Editor’s note: The Rathskeller is still not open, but the restaurant’s Facebook page indicates that it will open in “late 2011.” Please see the page for more information.
Crouching in dimly lit rooms, flashlight in hand, Diane Fountain can barely contain her excitement as she shares her vision for the Ramshead Rathskeller.
She lists features that are a mixture of the nostalgic and the dynamic: Higher ceilings. 65-inch plasma-screen televisions. Two skylight booths. New recipes for the cheese bowl and The Gambler. A second bar.
“The whole purpose of this is bringing it back the way it was,” Fountain said. “We’re going to keep the nostalgia. But we do need to kick it up a few notches.”
For now, the alleyway space off Franklin Street that has housed the restaurant for decades is more memory than bustling business, more rubble than enticing aroma.

SOURCE MATERIAL.
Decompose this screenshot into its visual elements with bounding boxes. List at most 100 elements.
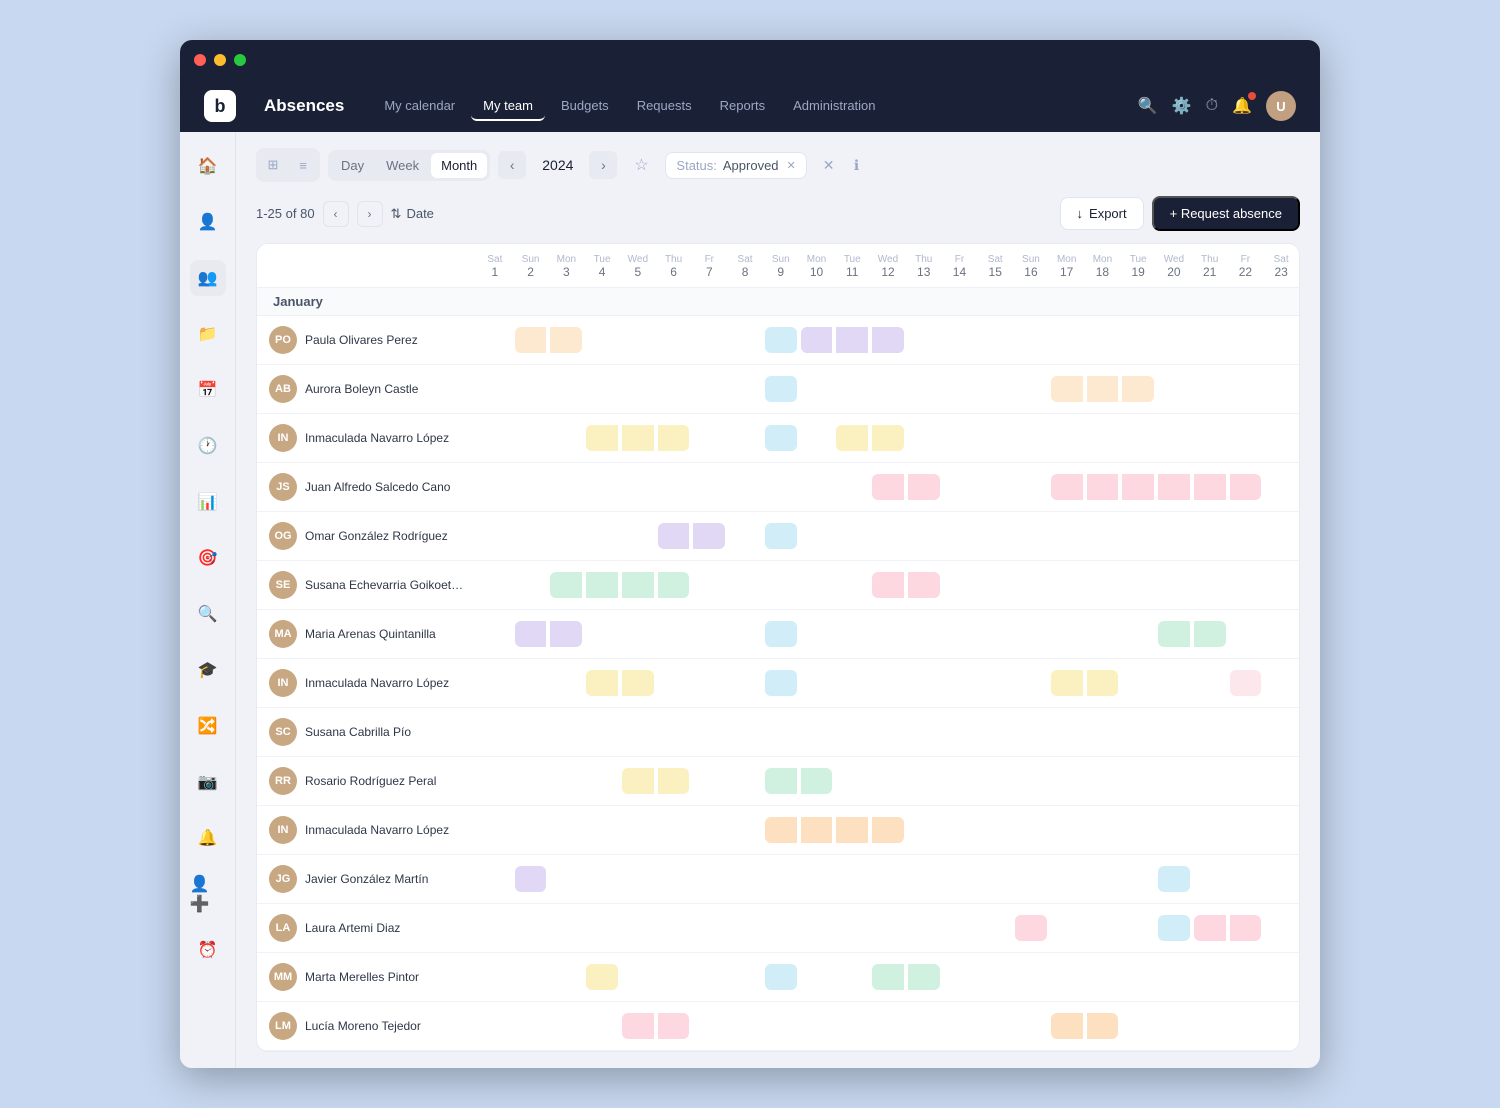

YOUR TASKS.
#1 Translate this sentence from the article about the Ramshead Rathskeller into Spanish: "For now, the alleyway space off Franklin Street that has housed the restaurant for decades is more memory than bustling business, more rubble than enticing aroma."
#2 From the Ramshead Rathskeller article, quote the passage that begins at the words "Editor’s note: The" and stops after "than enticing aroma.".

TASK SOLUTIONS.
#1 Por ahora, el espacio del callejón junto a Franklin Street que ha albergado el restaurante durante décadas es más recuerdo que negocio bullicioso, más escombros que aroma tentador.

#2
Editor’s note: The Rathskeller is still not open, but the restaurant’s Facebook page indicates that it will open in “late 2011.” Please see the page for more information.
Crouching in dimly lit rooms, flashlight in hand, Diane Fountain can barely contain her excitement as she shares her vision for the Ramshead Rathskeller.
She lists features that are a mixture of the nostalgic and the dynamic: Higher ceilings. 65-inch plasma-screen televisions. Two skylight booths. New recipes for the cheese bowl and The Gambler. A second bar.
“The whole purpose of this is bringing it back the way it was,” Fountain said. “We’re going to keep the nostalgia. But we do need to kick it up a few notches.”
For now, the alleyway space off Franklin Street that has housed the restaurant for decades is more memory than bustling business, more rubble than enticing aroma.